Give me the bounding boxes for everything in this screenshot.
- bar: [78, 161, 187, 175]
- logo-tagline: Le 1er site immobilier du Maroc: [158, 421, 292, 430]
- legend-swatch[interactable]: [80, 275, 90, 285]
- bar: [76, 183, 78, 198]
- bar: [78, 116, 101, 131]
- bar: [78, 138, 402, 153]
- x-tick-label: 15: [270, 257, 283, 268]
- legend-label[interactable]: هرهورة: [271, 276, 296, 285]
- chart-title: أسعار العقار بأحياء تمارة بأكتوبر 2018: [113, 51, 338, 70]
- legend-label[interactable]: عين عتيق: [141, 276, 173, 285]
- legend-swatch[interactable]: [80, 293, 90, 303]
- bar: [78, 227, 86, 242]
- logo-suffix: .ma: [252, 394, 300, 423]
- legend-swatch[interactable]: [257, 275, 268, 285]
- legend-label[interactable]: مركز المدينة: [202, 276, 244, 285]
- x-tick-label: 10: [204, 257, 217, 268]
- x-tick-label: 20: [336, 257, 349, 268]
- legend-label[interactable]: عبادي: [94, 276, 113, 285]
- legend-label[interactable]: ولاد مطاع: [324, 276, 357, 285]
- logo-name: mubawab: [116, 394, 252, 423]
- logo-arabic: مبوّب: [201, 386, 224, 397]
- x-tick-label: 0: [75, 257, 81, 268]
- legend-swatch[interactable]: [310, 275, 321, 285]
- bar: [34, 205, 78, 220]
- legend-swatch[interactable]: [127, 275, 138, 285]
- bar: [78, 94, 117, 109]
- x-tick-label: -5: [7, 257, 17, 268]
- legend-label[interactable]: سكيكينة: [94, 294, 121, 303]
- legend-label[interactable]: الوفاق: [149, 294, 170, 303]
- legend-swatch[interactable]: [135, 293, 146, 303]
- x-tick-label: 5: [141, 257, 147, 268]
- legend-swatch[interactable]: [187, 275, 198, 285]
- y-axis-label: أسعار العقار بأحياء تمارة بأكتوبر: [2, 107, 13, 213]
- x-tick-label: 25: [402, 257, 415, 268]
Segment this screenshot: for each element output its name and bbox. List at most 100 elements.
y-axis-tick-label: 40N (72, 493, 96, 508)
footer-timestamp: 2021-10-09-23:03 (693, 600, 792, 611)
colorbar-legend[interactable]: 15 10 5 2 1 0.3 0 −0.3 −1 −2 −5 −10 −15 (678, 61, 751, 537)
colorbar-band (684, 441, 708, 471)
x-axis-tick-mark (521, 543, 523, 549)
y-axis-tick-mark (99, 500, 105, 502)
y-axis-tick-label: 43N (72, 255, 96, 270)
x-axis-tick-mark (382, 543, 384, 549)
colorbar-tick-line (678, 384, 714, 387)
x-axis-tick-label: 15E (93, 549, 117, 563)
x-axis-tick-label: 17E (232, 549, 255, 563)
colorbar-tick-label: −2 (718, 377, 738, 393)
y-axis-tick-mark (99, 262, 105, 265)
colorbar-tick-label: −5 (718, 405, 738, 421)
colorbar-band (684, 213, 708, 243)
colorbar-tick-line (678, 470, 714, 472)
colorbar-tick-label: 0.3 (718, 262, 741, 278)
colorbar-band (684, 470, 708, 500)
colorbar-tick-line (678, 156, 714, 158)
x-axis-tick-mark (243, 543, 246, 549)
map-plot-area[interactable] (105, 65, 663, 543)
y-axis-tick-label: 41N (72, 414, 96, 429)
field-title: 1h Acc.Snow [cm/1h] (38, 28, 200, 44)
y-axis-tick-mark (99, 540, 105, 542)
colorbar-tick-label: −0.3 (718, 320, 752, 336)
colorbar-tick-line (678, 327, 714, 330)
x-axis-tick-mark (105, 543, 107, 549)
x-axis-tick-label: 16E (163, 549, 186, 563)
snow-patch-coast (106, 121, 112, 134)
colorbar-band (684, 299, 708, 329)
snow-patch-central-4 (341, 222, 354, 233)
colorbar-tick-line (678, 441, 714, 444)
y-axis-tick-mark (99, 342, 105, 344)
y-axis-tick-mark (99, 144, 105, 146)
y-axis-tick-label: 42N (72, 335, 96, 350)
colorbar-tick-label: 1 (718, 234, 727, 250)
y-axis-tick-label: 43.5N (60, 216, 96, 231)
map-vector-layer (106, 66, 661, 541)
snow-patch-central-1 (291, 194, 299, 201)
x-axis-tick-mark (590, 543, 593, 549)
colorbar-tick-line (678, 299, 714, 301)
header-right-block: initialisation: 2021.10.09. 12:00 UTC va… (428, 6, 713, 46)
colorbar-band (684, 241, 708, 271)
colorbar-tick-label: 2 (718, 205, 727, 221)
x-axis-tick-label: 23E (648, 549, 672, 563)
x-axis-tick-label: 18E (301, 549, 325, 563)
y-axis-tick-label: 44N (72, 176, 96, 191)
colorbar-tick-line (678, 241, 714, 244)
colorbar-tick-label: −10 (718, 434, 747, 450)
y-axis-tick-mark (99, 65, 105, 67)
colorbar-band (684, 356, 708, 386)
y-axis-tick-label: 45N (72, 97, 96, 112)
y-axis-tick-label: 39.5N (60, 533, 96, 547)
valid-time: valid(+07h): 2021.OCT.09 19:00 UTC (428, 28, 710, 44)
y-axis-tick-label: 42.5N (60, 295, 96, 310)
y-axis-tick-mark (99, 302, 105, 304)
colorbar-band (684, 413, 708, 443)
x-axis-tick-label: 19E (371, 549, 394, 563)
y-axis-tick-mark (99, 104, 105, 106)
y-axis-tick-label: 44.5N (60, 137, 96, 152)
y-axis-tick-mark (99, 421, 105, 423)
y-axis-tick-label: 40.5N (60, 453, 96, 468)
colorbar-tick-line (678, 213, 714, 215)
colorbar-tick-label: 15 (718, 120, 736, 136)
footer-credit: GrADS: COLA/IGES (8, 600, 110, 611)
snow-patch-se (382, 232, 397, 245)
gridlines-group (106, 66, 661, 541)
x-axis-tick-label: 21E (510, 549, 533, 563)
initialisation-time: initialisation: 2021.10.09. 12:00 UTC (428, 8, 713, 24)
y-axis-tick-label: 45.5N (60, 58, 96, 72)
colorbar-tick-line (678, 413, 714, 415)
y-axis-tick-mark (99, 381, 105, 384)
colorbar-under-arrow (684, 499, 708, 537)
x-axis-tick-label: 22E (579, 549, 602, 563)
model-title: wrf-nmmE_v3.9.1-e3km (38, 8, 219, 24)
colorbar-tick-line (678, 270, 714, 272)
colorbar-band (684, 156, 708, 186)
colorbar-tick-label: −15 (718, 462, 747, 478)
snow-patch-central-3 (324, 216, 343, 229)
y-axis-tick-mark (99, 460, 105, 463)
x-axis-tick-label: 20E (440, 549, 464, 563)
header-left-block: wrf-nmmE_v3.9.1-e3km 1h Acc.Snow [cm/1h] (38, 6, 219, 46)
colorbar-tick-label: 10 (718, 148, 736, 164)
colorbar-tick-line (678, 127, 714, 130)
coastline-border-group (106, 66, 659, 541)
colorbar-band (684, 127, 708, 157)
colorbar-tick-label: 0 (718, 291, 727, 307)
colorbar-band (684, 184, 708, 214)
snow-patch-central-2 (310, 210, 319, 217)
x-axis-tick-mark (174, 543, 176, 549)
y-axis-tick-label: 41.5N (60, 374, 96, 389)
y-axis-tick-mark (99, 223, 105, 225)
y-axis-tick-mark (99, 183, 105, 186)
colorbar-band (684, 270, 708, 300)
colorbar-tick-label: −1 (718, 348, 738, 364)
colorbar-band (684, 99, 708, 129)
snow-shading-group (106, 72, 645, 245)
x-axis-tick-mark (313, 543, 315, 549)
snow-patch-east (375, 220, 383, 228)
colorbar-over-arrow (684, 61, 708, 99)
--------
*Given problem:* Extract every line of the data above and reproduce each one verbatim, in its original order.

*Solution to this problem:*
Give me the bounding boxes for everything in this screenshot.
- bar: [78, 161, 187, 175]
- logo-tagline: Le 1er site immobilier du Maroc: [158, 421, 292, 430]
- legend-swatch[interactable]: [80, 275, 90, 285]
- bar: [76, 183, 78, 198]
- bar: [78, 116, 101, 131]
- bar: [78, 138, 402, 153]
- x-tick-label: 15: [270, 257, 283, 268]
- legend-label[interactable]: هرهورة: [271, 276, 296, 285]
- chart-title: أسعار العقار بأحياء تمارة بأكتوبر 2018: [113, 51, 338, 70]
- legend-label[interactable]: عين عتيق: [141, 276, 173, 285]
- legend-swatch[interactable]: [80, 293, 90, 303]
- bar: [78, 227, 86, 242]
- logo-suffix: .ma: [252, 394, 300, 423]
- legend-swatch[interactable]: [257, 275, 268, 285]
- legend-label[interactable]: مركز المدينة: [202, 276, 244, 285]
- x-tick-label: 10: [204, 257, 217, 268]
- x-tick-label: 20: [336, 257, 349, 268]
- legend-label[interactable]: عبادي: [94, 276, 113, 285]
- legend-label[interactable]: ولاد مطاع: [324, 276, 357, 285]
- logo-name: mubawab: [116, 394, 252, 423]
- logo-arabic: مبوّب: [201, 386, 224, 397]
- x-tick-label: 0: [75, 257, 81, 268]
- legend-swatch[interactable]: [310, 275, 321, 285]
- bar: [34, 205, 78, 220]
- legend-swatch[interactable]: [127, 275, 138, 285]
- bar: [78, 94, 117, 109]
- x-tick-label: -5: [7, 257, 17, 268]
- legend-label[interactable]: سكيكينة: [94, 294, 121, 303]
- legend-label[interactable]: الوفاق: [149, 294, 170, 303]
- legend-swatch[interactable]: [135, 293, 146, 303]
- x-tick-label: 5: [141, 257, 147, 268]
- legend-swatch[interactable]: [187, 275, 198, 285]
- y-axis-label: أسعار العقار بأحياء تمارة بأكتوبر: [2, 107, 13, 213]
- x-tick-label: 25: [402, 257, 415, 268]
Segment this screenshot: for each element output its name and bbox. List at most 100 elements.
y-axis-tick-label: 40N (72, 493, 96, 508)
footer-timestamp: 2021-10-09-23:03 (693, 600, 792, 611)
colorbar-legend[interactable]: 15 10 5 2 1 0.3 0 −0.3 −1 −2 −5 −10 −15 (678, 61, 751, 537)
colorbar-band (684, 441, 708, 471)
x-axis-tick-mark (521, 543, 523, 549)
y-axis-tick-mark (99, 500, 105, 502)
y-axis-tick-label: 43N (72, 255, 96, 270)
x-axis-tick-mark (382, 543, 384, 549)
colorbar-tick-line (678, 384, 714, 387)
x-axis-tick-label: 15E (93, 549, 117, 563)
x-axis-tick-label: 17E (232, 549, 255, 563)
colorbar-tick-label: −2 (718, 377, 738, 393)
y-axis-tick-mark (99, 262, 105, 265)
colorbar-tick-label: −5 (718, 405, 738, 421)
colorbar-band (684, 213, 708, 243)
colorbar-tick-line (678, 470, 714, 472)
colorbar-tick-label: 0.3 (718, 262, 741, 278)
colorbar-band (684, 470, 708, 500)
colorbar-tick-line (678, 156, 714, 158)
x-axis-tick-mark (243, 543, 246, 549)
map-plot-area[interactable] (105, 65, 663, 543)
y-axis-tick-label: 41N (72, 414, 96, 429)
field-title: 1h Acc.Snow [cm/1h] (38, 28, 200, 44)
y-axis-tick-mark (99, 540, 105, 542)
colorbar-tick-label: −0.3 (718, 320, 752, 336)
colorbar-tick-line (678, 327, 714, 330)
x-axis-tick-mark (105, 543, 107, 549)
x-axis-tick-label: 16E (163, 549, 186, 563)
snow-patch-coast (106, 121, 112, 134)
colorbar-band (684, 299, 708, 329)
snow-patch-central-4 (341, 222, 354, 233)
colorbar-tick-line (678, 441, 714, 444)
y-axis-tick-mark (99, 342, 105, 344)
y-axis-tick-mark (99, 144, 105, 146)
y-axis-tick-label: 42N (72, 335, 96, 350)
colorbar-tick-label: 1 (718, 234, 727, 250)
y-axis-tick-label: 43.5N (60, 216, 96, 231)
map-vector-layer (106, 66, 661, 541)
snow-patch-central-1 (291, 194, 299, 201)
x-axis-tick-mark (590, 543, 593, 549)
colorbar-tick-line (678, 299, 714, 301)
header-right-block: initialisation: 2021.10.09. 12:00 UTC va… (428, 6, 713, 46)
colorbar-band (684, 241, 708, 271)
colorbar-tick-label: 2 (718, 205, 727, 221)
x-axis-tick-label: 23E (648, 549, 672, 563)
x-axis-tick-label: 18E (301, 549, 325, 563)
y-axis-tick-label: 44N (72, 176, 96, 191)
colorbar-tick-line (678, 241, 714, 244)
colorbar-tick-label: −10 (718, 434, 747, 450)
y-axis-tick-mark (99, 65, 105, 67)
colorbar-band (684, 356, 708, 386)
y-axis-tick-label: 45N (72, 97, 96, 112)
y-axis-tick-label: 39.5N (60, 533, 96, 547)
valid-time: valid(+07h): 2021.OCT.09 19:00 UTC (428, 28, 710, 44)
y-axis-tick-label: 42.5N (60, 295, 96, 310)
y-axis-tick-mark (99, 302, 105, 304)
colorbar-band (684, 413, 708, 443)
x-axis-tick-label: 19E (371, 549, 394, 563)
y-axis-tick-mark (99, 104, 105, 106)
y-axis-tick-label: 44.5N (60, 137, 96, 152)
y-axis-tick-mark (99, 421, 105, 423)
y-axis-tick-label: 40.5N (60, 453, 96, 468)
colorbar-tick-line (678, 213, 714, 215)
colorbar-tick-label: 15 (718, 120, 736, 136)
footer-credit: GrADS: COLA/IGES (8, 600, 110, 611)
snow-patch-se (382, 232, 397, 245)
gridlines-group (106, 66, 661, 541)
x-axis-tick-label: 21E (510, 549, 533, 563)
initialisation-time: initialisation: 2021.10.09. 12:00 UTC (428, 8, 713, 24)
y-axis-tick-label: 45.5N (60, 58, 96, 72)
colorbar-tick-line (678, 413, 714, 415)
y-axis-tick-mark (99, 381, 105, 384)
colorbar-under-arrow (684, 499, 708, 537)
x-axis-tick-label: 22E (579, 549, 602, 563)
model-title: wrf-nmmE_v3.9.1-e3km (38, 8, 219, 24)
colorbar-tick-line (678, 270, 714, 272)
colorbar-band (684, 156, 708, 186)
colorbar-tick-label: −15 (718, 462, 747, 478)
snow-patch-central-3 (324, 216, 343, 229)
y-axis-tick-mark (99, 460, 105, 463)
x-axis-tick-label: 20E (440, 549, 464, 563)
header-left-block: wrf-nmmE_v3.9.1-e3km 1h Acc.Snow [cm/1h] (38, 6, 219, 46)
colorbar-tick-label: 10 (718, 148, 736, 164)
colorbar-tick-line (678, 127, 714, 130)
coastline-border-group (106, 66, 659, 541)
colorbar-band (684, 127, 708, 157)
colorbar-tick-label: 0 (718, 291, 727, 307)
colorbar-band (684, 184, 708, 214)
snow-patch-central-2 (310, 210, 319, 217)
x-axis-tick-mark (174, 543, 176, 549)
y-axis-tick-label: 41.5N (60, 374, 96, 389)
y-axis-tick-mark (99, 223, 105, 225)
y-axis-tick-mark (99, 183, 105, 186)
colorbar-band (684, 270, 708, 300)
colorbar-tick-label: −1 (718, 348, 738, 364)
colorbar-band (684, 99, 708, 129)
snow-shading-group (106, 72, 645, 245)
x-axis-tick-mark (313, 543, 315, 549)
snow-patch-east (375, 220, 383, 228)
colorbar-over-arrow (684, 61, 708, 99)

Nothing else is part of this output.